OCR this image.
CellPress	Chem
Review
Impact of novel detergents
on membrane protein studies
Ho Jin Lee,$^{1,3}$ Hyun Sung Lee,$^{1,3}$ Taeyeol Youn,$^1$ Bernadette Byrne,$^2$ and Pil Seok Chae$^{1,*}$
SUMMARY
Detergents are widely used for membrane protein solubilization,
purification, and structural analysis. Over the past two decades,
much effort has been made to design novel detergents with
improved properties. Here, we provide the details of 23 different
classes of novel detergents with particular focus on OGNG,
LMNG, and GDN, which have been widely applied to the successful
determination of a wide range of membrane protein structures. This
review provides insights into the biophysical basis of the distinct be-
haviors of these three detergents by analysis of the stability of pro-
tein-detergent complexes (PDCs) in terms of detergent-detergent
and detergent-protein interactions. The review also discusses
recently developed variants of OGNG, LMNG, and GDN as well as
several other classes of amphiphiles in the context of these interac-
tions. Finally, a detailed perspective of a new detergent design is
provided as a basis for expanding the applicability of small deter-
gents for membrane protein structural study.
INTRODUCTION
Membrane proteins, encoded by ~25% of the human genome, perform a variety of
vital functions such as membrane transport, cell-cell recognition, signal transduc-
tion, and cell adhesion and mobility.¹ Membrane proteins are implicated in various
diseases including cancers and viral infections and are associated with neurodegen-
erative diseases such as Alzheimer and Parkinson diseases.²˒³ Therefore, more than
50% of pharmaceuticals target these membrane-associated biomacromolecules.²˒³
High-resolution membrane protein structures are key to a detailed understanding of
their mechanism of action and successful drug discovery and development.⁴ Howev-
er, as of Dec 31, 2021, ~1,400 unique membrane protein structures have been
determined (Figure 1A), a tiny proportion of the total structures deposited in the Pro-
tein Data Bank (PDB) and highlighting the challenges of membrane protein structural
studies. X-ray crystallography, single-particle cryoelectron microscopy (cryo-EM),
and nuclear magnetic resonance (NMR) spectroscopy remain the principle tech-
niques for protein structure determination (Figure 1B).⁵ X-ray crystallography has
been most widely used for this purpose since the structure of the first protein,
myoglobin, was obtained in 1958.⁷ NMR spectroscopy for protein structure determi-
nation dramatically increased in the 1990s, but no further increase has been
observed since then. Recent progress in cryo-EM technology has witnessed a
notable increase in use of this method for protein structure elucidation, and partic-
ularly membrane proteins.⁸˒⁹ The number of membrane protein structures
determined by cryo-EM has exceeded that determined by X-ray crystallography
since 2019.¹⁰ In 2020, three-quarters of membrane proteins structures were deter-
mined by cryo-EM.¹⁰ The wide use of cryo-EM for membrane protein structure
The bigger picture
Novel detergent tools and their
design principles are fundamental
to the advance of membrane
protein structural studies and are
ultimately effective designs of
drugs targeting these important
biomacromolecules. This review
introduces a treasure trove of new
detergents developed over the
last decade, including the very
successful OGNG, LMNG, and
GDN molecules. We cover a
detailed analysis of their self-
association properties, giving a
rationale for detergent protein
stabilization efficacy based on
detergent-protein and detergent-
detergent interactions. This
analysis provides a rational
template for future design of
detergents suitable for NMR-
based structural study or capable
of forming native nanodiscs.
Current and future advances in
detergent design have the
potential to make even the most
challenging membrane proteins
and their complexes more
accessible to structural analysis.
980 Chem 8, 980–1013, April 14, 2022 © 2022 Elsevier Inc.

__WHAT IS REQUIRED__.
The complete data is to be transcribed verbatim.

__SOLUTION FOR THIS PROBLEM__.
OCR this image.
CellPress	Chem
Review
Impact of novel detergents
on membrane protein studies
Ho Jin Lee,$^{1,3}$ Hyun Sung Lee,$^{1,3}$ Taeyeol Youn,$^1$ Bernadette Byrne,$^2$ and Pil Seok Chae$^{1,*}$
SUMMARY
Detergents are widely used for membrane protein solubilization,
purification, and structural analysis. Over the past two decades,
much effort has been made to design novel detergents with
improved properties. Here, we provide the details of 23 different
classes of novel detergents with particular focus on OGNG,
LMNG, and GDN, which have been widely applied to the successful
determination of a wide range of membrane protein structures. This
review provides insights into the biophysical basis of the distinct be-
haviors of these three detergents by analysis of the stability of pro-
tein-detergent complexes (PDCs) in terms of detergent-detergent
and detergent-protein interactions. The review also discusses
recently developed variants of OGNG, LMNG, and GDN as well as
several other classes of amphiphiles in the context of these interac-
tions. Finally, a detailed perspective of a new detergent design is
provided as a basis for expanding the applicability of small deter-
gents for membrane protein structural study.
INTRODUCTION
Membrane proteins, encoded by ~25% of the human genome, perform a variety of
vital functions such as membrane transport, cell-cell recognition, signal transduc-
tion, and cell adhesion and mobility.¹ Membrane proteins are implicated in various
diseases including cancers and viral infections and are associated with neurodegen-
erative diseases such as Alzheimer and Parkinson diseases.²˒³ Therefore, more than
50% of pharmaceuticals target these membrane-associated biomacromolecules.²˒³
High-resolution membrane protein structures are key to a detailed understanding of
their mechanism of action and successful drug discovery and development.⁴ Howev-
er, as of Dec 31, 2021, ~1,400 unique membrane protein structures have been
determined (Figure 1A), a tiny proportion of the total structures deposited in the Pro-
tein Data Bank (PDB) and highlighting the challenges of membrane protein structural
studies. X-ray crystallography, single-particle cryoelectron microscopy (cryo-EM),
and nuclear magnetic resonance (NMR) spectroscopy remain the principle tech-
niques for protein structure determination (Figure 1B).⁵ X-ray crystallography has
been most widely used for this purpose since the structure of the first protein,
myoglobin, was obtained in 1958.⁷ NMR spectroscopy for protein structure determi-
nation dramatically increased in the 1990s, but no further increase has been
observed since then. Recent progress in cryo-EM technology has witnessed a
notable increase in use of this method for protein structure elucidation, and partic-
ularly membrane proteins.⁸˒⁹ The number of membrane protein structures
determined by cryo-EM has exceeded that determined by X-ray crystallography
since 2019.¹⁰ In 2020, three-quarters of membrane proteins structures were deter-
mined by cryo-EM.¹⁰ The wide use of cryo-EM for membrane protein structure
The bigger picture
Novel detergent tools and their
design principles are fundamental
to the advance of membrane
protein structural studies and are
ultimately effective designs of
drugs targeting these important
biomacromolecules. This review
introduces a treasure trove of new
detergents developed over the
last decade, including the very
successful OGNG, LMNG, and
GDN molecules. We cover a
detailed analysis of their self-
association properties, giving a
rationale for detergent protein
stabilization efficacy based on
detergent-protein and detergent-
detergent interactions. This
analysis provides a rational
template for future design of
detergents suitable for NMR-
based structural study or capable
of forming native nanodiscs.
Current and future advances in
detergent design have the
potential to make even the most
challenging membrane proteins
and their complexes more
accessible to structural analysis.
980 Chem 8, 980–1013, April 14, 2022 © 2022 Elsevier Inc.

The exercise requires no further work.